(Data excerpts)
◇ ◇ ◇ ◇ ◇

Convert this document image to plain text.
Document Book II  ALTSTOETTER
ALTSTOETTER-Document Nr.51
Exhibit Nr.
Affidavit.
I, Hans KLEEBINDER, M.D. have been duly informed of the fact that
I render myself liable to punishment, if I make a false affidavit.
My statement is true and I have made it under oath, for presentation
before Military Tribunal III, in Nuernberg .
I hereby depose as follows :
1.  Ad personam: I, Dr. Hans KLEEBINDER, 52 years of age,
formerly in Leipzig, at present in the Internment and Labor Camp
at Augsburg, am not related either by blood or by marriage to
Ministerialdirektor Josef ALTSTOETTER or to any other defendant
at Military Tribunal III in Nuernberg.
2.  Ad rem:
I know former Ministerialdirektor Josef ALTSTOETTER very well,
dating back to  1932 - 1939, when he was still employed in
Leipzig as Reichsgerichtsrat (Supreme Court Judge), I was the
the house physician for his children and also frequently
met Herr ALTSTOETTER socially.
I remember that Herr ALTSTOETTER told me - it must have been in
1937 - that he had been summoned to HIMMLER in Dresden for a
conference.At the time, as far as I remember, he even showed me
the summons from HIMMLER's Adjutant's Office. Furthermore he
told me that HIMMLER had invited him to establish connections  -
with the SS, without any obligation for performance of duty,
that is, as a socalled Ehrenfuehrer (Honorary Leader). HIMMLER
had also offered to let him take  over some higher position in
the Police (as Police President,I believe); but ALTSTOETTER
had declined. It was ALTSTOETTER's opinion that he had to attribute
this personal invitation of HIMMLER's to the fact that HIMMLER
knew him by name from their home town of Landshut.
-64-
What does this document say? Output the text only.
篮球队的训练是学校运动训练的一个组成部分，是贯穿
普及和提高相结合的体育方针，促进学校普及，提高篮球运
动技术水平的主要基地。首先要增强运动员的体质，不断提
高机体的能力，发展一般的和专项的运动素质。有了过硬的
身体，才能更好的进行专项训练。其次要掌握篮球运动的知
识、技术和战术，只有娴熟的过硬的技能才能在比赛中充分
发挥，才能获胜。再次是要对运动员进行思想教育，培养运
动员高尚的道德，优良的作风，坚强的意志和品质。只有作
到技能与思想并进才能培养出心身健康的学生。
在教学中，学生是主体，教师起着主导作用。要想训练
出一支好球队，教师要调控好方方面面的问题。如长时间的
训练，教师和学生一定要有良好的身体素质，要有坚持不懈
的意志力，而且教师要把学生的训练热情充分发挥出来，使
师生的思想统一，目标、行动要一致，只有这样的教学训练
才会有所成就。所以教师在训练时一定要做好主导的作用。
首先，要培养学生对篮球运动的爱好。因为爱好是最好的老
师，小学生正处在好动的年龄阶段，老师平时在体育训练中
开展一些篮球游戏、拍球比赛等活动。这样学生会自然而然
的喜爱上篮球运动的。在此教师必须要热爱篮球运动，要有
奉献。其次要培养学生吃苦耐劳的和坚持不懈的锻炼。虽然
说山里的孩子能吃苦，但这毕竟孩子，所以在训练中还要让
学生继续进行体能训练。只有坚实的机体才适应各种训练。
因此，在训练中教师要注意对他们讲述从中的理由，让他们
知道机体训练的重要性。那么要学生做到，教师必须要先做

◇ ◇ ◇ ◇ ◇

Filter the data for the string "Hans" and copy every line that has it.

**Finished answer:**
I, Hans KLEEBINDER, M.D. have been duly informed of the fact that
1.  Ad personam: I, Dr. Hans KLEEBINDER, 52 years of age,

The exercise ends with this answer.